### What you have to do
Identify each line in the records below that contains the word "name", and copy it.

◆ ◆ ◆ ◆

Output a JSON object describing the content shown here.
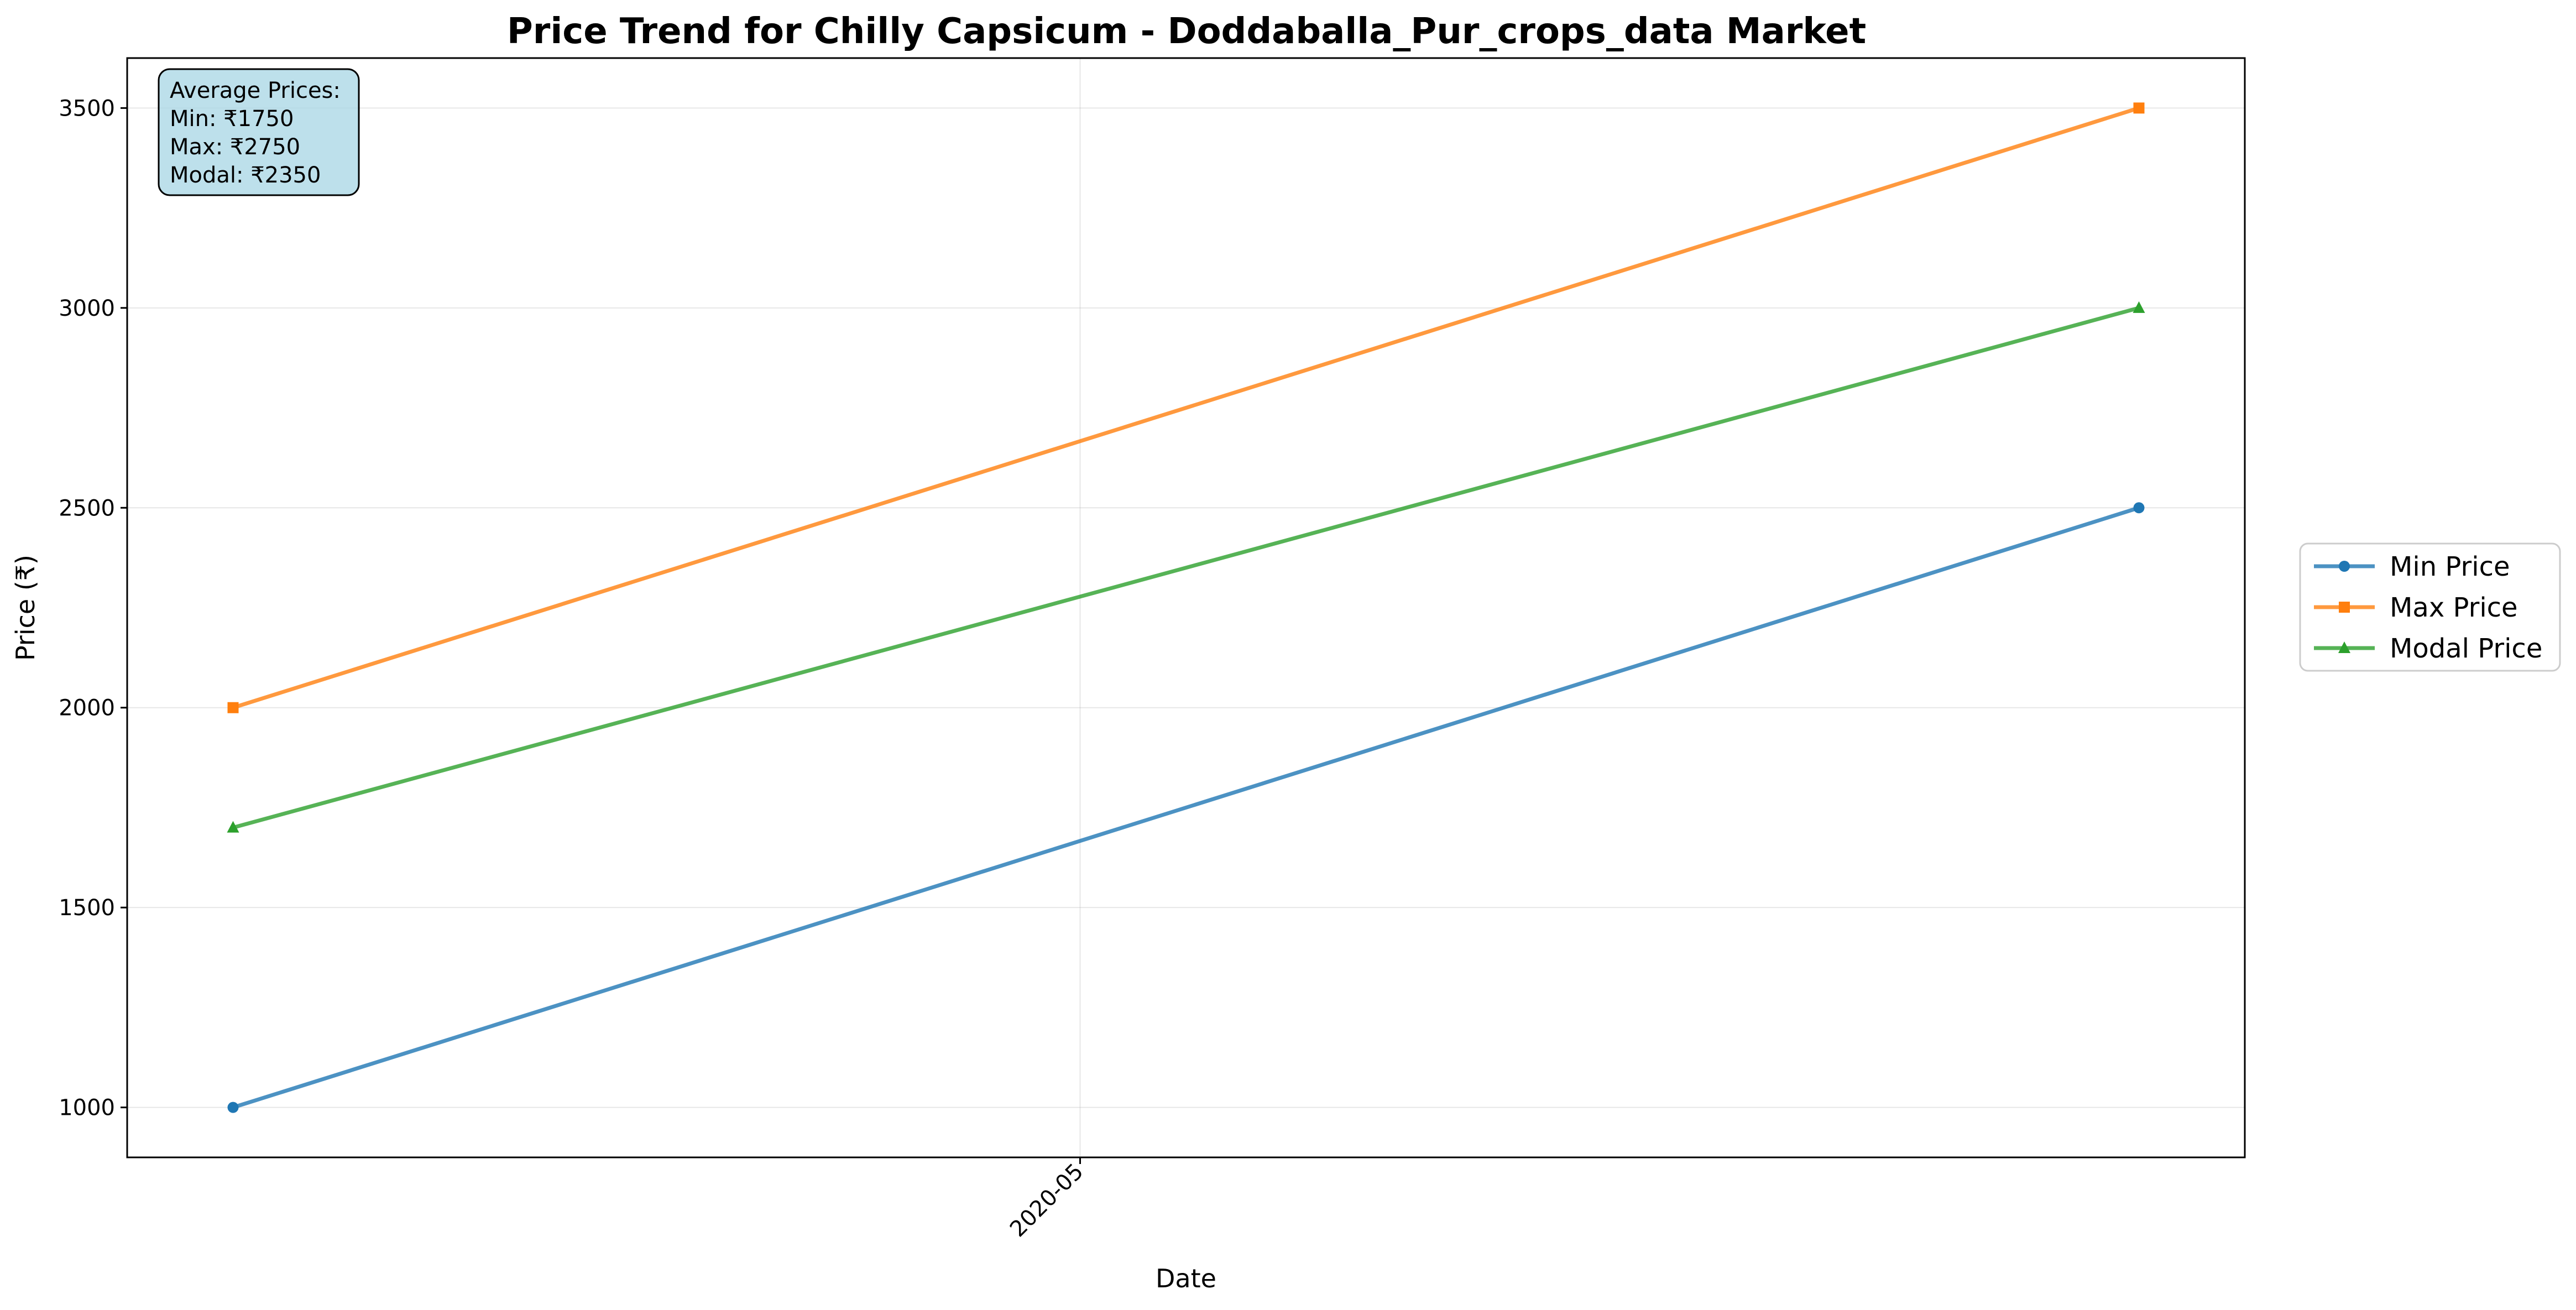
{
  "chart_data": {
    "type": "line",
    "title": "Price Trend for Chilly Capsicum - Doddaballa_Pur_crops_data Market",
    "xlabel": "Date",
    "ylabel": "Price (₹)",
    "x": [
      "2020-04-15",
      "2020-05-21"
    ],
    "x_ticks": [
      {
        "date": "2020-05-01",
        "label": "2020-05"
      }
    ],
    "xlim": [
      "2020-04-13",
      "2020-05-23"
    ],
    "ylim": [
      875,
      3625
    ],
    "y_ticks": [
      1000,
      1500,
      2000,
      2500,
      3000,
      3500
    ],
    "grid": true,
    "legend_position": "right-outside",
    "series": [
      {
        "name": "Min Price",
        "values": [
          1000,
          2500
        ],
        "color": "#1f77b4",
        "marker": "circle"
      },
      {
        "name": "Max Price",
        "values": [
          2000,
          3500
        ],
        "color": "#ff7f0e",
        "marker": "square"
      },
      {
        "name": "Modal Price",
        "values": [
          1700,
          3000
        ],
        "color": "#2ca02c",
        "marker": "triangle"
      }
    ],
    "annotation": {
      "lines": [
        "Average Prices:",
        "Min: ₹1750",
        "Max: ₹2750",
        "Modal: ₹2350"
      ],
      "fill": "#add8e6",
      "placement": "top-left"
    }
  }
}
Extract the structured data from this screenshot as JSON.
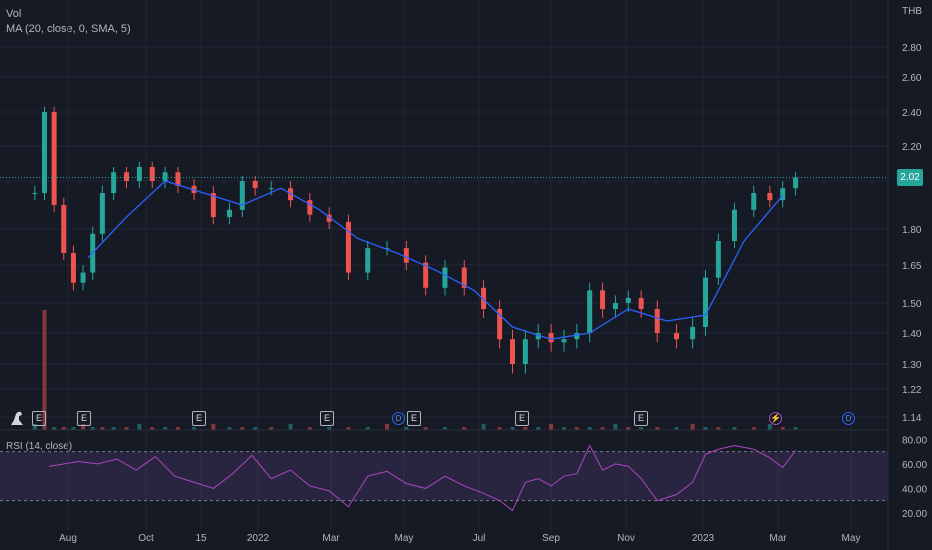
{
  "legend": {
    "vol_label": "Vol",
    "ma_label": "MA (20, close, 0, SMA, 5)",
    "rsi_label": "RSI (14, close)"
  },
  "currency": "THB",
  "last_price_tag": "2.02",
  "events": {
    "earnings_label": "E",
    "dividend_label": "D",
    "split_symbol": "⚡",
    "logo_icon": "dino-logo-icon"
  },
  "colors": {
    "background": "#161a25",
    "grid": "#232733",
    "up": "#26a69a",
    "down": "#ef5350",
    "ma": "#2962ff",
    "rsi": "#ab47bc",
    "rsi_band": "#7e57c2",
    "text": "#b2b5be"
  },
  "chart_data": [
    {
      "type": "candlestick",
      "title": "",
      "y_axis_ticks": [
        "2.80",
        "2.60",
        "2.40",
        "2.20",
        "2.00",
        "1.80",
        "1.65",
        "1.50",
        "1.40",
        "1.30",
        "1.22",
        "1.14"
      ],
      "x_axis_ticks": [
        "Aug",
        "Oct",
        "15",
        "2022",
        "Mar",
        "May",
        "Jul",
        "Sep",
        "Nov",
        "2023",
        "Mar",
        "May"
      ],
      "ylim": [
        1.14,
        2.8
      ],
      "last_price": 2.02,
      "close_series": [
        {
          "x": "Jul 2021",
          "y": 1.95
        },
        {
          "x": "Jul 2021",
          "y": 2.4
        },
        {
          "x": "Jul 2021",
          "y": 1.9
        },
        {
          "x": "Jul 2021",
          "y": 1.7
        },
        {
          "x": "Aug 2021",
          "y": 1.58
        },
        {
          "x": "Aug 2021",
          "y": 1.62
        },
        {
          "x": "Aug 2021",
          "y": 1.78
        },
        {
          "x": "Aug 2021",
          "y": 1.95
        },
        {
          "x": "Sep 2021",
          "y": 2.05
        },
        {
          "x": "Sep 2021",
          "y": 2.0
        },
        {
          "x": "Sep 2021",
          "y": 2.08
        },
        {
          "x": "Oct 2021",
          "y": 2.0
        },
        {
          "x": "Oct 2021",
          "y": 2.05
        },
        {
          "x": "Oct 2021",
          "y": 1.98
        },
        {
          "x": "Nov 2021",
          "y": 1.95
        },
        {
          "x": "Nov 2021",
          "y": 1.85
        },
        {
          "x": "Dec 2021",
          "y": 1.88
        },
        {
          "x": "Dec 2021",
          "y": 2.0
        },
        {
          "x": "Dec 2021",
          "y": 1.97
        },
        {
          "x": "Jan 2022",
          "y": 1.97
        },
        {
          "x": "Jan 2022",
          "y": 1.92
        },
        {
          "x": "Feb 2022",
          "y": 1.86
        },
        {
          "x": "Feb 2022",
          "y": 1.83
        },
        {
          "x": "Mar 2022",
          "y": 1.62
        },
        {
          "x": "Mar 2022",
          "y": 1.72
        },
        {
          "x": "Apr 2022",
          "y": 1.72
        },
        {
          "x": "Apr 2022",
          "y": 1.66
        },
        {
          "x": "May 2022",
          "y": 1.56
        },
        {
          "x": "May 2022",
          "y": 1.64
        },
        {
          "x": "Jun 2022",
          "y": 1.56
        },
        {
          "x": "Jun 2022",
          "y": 1.48
        },
        {
          "x": "Jul 2022",
          "y": 1.38
        },
        {
          "x": "Jul 2022",
          "y": 1.3
        },
        {
          "x": "Jul 2022",
          "y": 1.38
        },
        {
          "x": "Aug 2022",
          "y": 1.4
        },
        {
          "x": "Aug 2022",
          "y": 1.37
        },
        {
          "x": "Aug 2022",
          "y": 1.38
        },
        {
          "x": "Sep 2022",
          "y": 1.4
        },
        {
          "x": "Sep 2022",
          "y": 1.55
        },
        {
          "x": "Sep 2022",
          "y": 1.48
        },
        {
          "x": "Oct 2022",
          "y": 1.5
        },
        {
          "x": "Oct 2022",
          "y": 1.52
        },
        {
          "x": "Oct 2022",
          "y": 1.48
        },
        {
          "x": "Nov 2022",
          "y": 1.4
        },
        {
          "x": "Nov 2022",
          "y": 1.38
        },
        {
          "x": "Dec 2022",
          "y": 1.42
        },
        {
          "x": "Dec 2022",
          "y": 1.6
        },
        {
          "x": "Dec 2022",
          "y": 1.75
        },
        {
          "x": "Jan 2023",
          "y": 1.88
        },
        {
          "x": "Jan 2023",
          "y": 1.95
        },
        {
          "x": "Feb 2023",
          "y": 1.92
        },
        {
          "x": "Feb 2023",
          "y": 1.97
        },
        {
          "x": "Feb 2023",
          "y": 2.02
        }
      ],
      "ma_series": [
        {
          "x": "Aug 2021",
          "y": 1.68
        },
        {
          "x": "Sep 2021",
          "y": 1.85
        },
        {
          "x": "Oct 2021",
          "y": 2.0
        },
        {
          "x": "Nov 2021",
          "y": 1.95
        },
        {
          "x": "Dec 2021",
          "y": 1.9
        },
        {
          "x": "Jan 2022",
          "y": 1.97
        },
        {
          "x": "Feb 2022",
          "y": 1.88
        },
        {
          "x": "Mar 2022",
          "y": 1.76
        },
        {
          "x": "Apr 2022",
          "y": 1.7
        },
        {
          "x": "May 2022",
          "y": 1.63
        },
        {
          "x": "Jun 2022",
          "y": 1.55
        },
        {
          "x": "Jul 2022",
          "y": 1.42
        },
        {
          "x": "Aug 2022",
          "y": 1.38
        },
        {
          "x": "Sep 2022",
          "y": 1.4
        },
        {
          "x": "Oct 2022",
          "y": 1.48
        },
        {
          "x": "Nov 2022",
          "y": 1.44
        },
        {
          "x": "Dec 2022",
          "y": 1.46
        },
        {
          "x": "Jan 2023",
          "y": 1.75
        },
        {
          "x": "Feb 2023",
          "y": 1.94
        }
      ]
    },
    {
      "type": "line",
      "title": "",
      "y_axis_ticks": [
        "80.00",
        "60.00",
        "40.00",
        "20.00"
      ],
      "ylim": [
        15,
        82
      ],
      "band": [
        30,
        70
      ],
      "series": [
        {
          "x": "Jul 2021",
          "y": 58
        },
        {
          "x": "Aug 2021",
          "y": 62
        },
        {
          "x": "Aug 2021",
          "y": 60
        },
        {
          "x": "Sep 2021",
          "y": 64
        },
        {
          "x": "Sep 2021",
          "y": 55
        },
        {
          "x": "Oct 2021",
          "y": 66
        },
        {
          "x": "Oct 2021",
          "y": 50
        },
        {
          "x": "Nov 2021",
          "y": 45
        },
        {
          "x": "Nov 2021",
          "y": 40
        },
        {
          "x": "Dec 2021",
          "y": 52
        },
        {
          "x": "Dec 2021",
          "y": 67
        },
        {
          "x": "Jan 2022",
          "y": 48
        },
        {
          "x": "Jan 2022",
          "y": 55
        },
        {
          "x": "Feb 2022",
          "y": 42
        },
        {
          "x": "Feb 2022",
          "y": 38
        },
        {
          "x": "Mar 2022",
          "y": 25
        },
        {
          "x": "Mar 2022",
          "y": 50
        },
        {
          "x": "Apr 2022",
          "y": 54
        },
        {
          "x": "Apr 2022",
          "y": 44
        },
        {
          "x": "May 2022",
          "y": 40
        },
        {
          "x": "May 2022",
          "y": 50
        },
        {
          "x": "Jun 2022",
          "y": 42
        },
        {
          "x": "Jun 2022",
          "y": 36
        },
        {
          "x": "Jul 2022",
          "y": 30
        },
        {
          "x": "Jul 2022",
          "y": 22
        },
        {
          "x": "Jul 2022",
          "y": 45
        },
        {
          "x": "Aug 2022",
          "y": 48
        },
        {
          "x": "Aug 2022",
          "y": 42
        },
        {
          "x": "Aug 2022",
          "y": 50
        },
        {
          "x": "Sep 2022",
          "y": 52
        },
        {
          "x": "Sep 2022",
          "y": 75
        },
        {
          "x": "Sep 2022",
          "y": 55
        },
        {
          "x": "Oct 2022",
          "y": 60
        },
        {
          "x": "Oct 2022",
          "y": 58
        },
        {
          "x": "Oct 2022",
          "y": 48
        },
        {
          "x": "Nov 2022",
          "y": 30
        },
        {
          "x": "Nov 2022",
          "y": 35
        },
        {
          "x": "Dec 2022",
          "y": 45
        },
        {
          "x": "Dec 2022",
          "y": 68
        },
        {
          "x": "Dec 2022",
          "y": 72
        },
        {
          "x": "Jan 2023",
          "y": 75
        },
        {
          "x": "Jan 2023",
          "y": 72
        },
        {
          "x": "Feb 2023",
          "y": 65
        },
        {
          "x": "Feb 2023",
          "y": 57
        },
        {
          "x": "Feb 2023",
          "y": 71
        }
      ]
    }
  ]
}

◆ ◆ ◆ ◆

### Solution for this exercise
        "name": "Min Price",
        "name": "Max Price",
        "name": "Modal Price",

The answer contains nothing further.